**THE INPUT**
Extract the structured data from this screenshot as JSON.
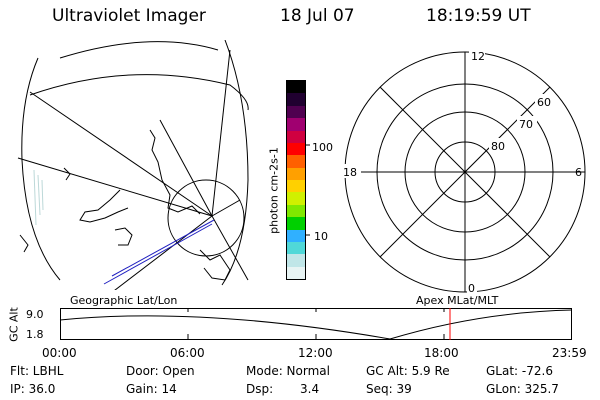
{
  "header": {
    "title": "Ultraviolet Imager",
    "date": "18 Jul 07",
    "time": "18:19:59 UT"
  },
  "colorbar": {
    "unit_label": "photon cm-2s-1",
    "ticks": [
      "100",
      "10"
    ],
    "colors": [
      "#e8f4f4",
      "#c0e6e8",
      "#50d8d8",
      "#30b0ff",
      "#00d000",
      "#80e800",
      "#d0f000",
      "#ffd000",
      "#ffa000",
      "#ff6000",
      "#ff0000",
      "#d00040",
      "#a00070",
      "#500050",
      "#200030",
      "#000000"
    ]
  },
  "polar": {
    "hour_labels": {
      "top": "12",
      "left": "18",
      "right": "6",
      "bottom": "0"
    },
    "lat_labels": [
      "60",
      "70",
      "80"
    ]
  },
  "timeline": {
    "left_label": "Geographic Lat/Lon",
    "right_label": "Apex MLat/MLT",
    "axis_label": "GC Alt",
    "y_ticks": [
      "9.0",
      "1.8"
    ],
    "x_ticks": [
      "00:00",
      "06:00",
      "12:00",
      "18:00",
      "23:59"
    ],
    "marker_color": "#ff0000"
  },
  "footer": {
    "row1": {
      "flt": "Flt: LBHL",
      "door": "Door: Open",
      "mode": "Mode: Normal",
      "gcalt": "GC Alt: 5.9 Re",
      "glat": "GLat: -72.6"
    },
    "row2": {
      "ip": "IP: 36.0",
      "gain": "Gain: 14",
      "dsp_label": "Dsp:",
      "dsp_value": "3.4",
      "seq": "Seq: 39",
      "glon": "GLon: 325.7"
    }
  }
}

**STATED GOAL**
From the entries above, output every line exactly and omit any image.

**EXERCISE ANSWER**
Extract the structured data from this screenshot as JSON.
{
  "header": {
    "title": "Ultraviolet Imager",
    "date": "18 Jul 07",
    "time": "18:19:59 UT"
  },
  "colorbar": {
    "unit_label": "photon cm-2s-1",
    "ticks": [
      "100",
      "10"
    ],
    "colors": [
      "#e8f4f4",
      "#c0e6e8",
      "#50d8d8",
      "#30b0ff",
      "#00d000",
      "#80e800",
      "#d0f000",
      "#ffd000",
      "#ffa000",
      "#ff6000",
      "#ff0000",
      "#d00040",
      "#a00070",
      "#500050",
      "#200030",
      "#000000"
    ]
  },
  "polar": {
    "hour_labels": {
      "top": "12",
      "left": "18",
      "right": "6",
      "bottom": "0"
    },
    "lat_labels": [
      "60",
      "70",
      "80"
    ]
  },
  "timeline": {
    "left_label": "Geographic Lat/Lon",
    "right_label": "Apex MLat/MLT",
    "axis_label": "GC Alt",
    "y_ticks": [
      "9.0",
      "1.8"
    ],
    "x_ticks": [
      "00:00",
      "06:00",
      "12:00",
      "18:00",
      "23:59"
    ],
    "marker_color": "#ff0000"
  },
  "footer": {
    "row1": {
      "flt": "Flt: LBHL",
      "door": "Door: Open",
      "mode": "Mode: Normal",
      "gcalt": "GC Alt: 5.9 Re",
      "glat": "GLat: -72.6"
    },
    "row2": {
      "ip": "IP: 36.0",
      "gain": "Gain: 14",
      "dsp_label": "Dsp:",
      "dsp_value": "3.4",
      "seq": "Seq: 39",
      "glon": "GLon: 325.7"
    }
  }
}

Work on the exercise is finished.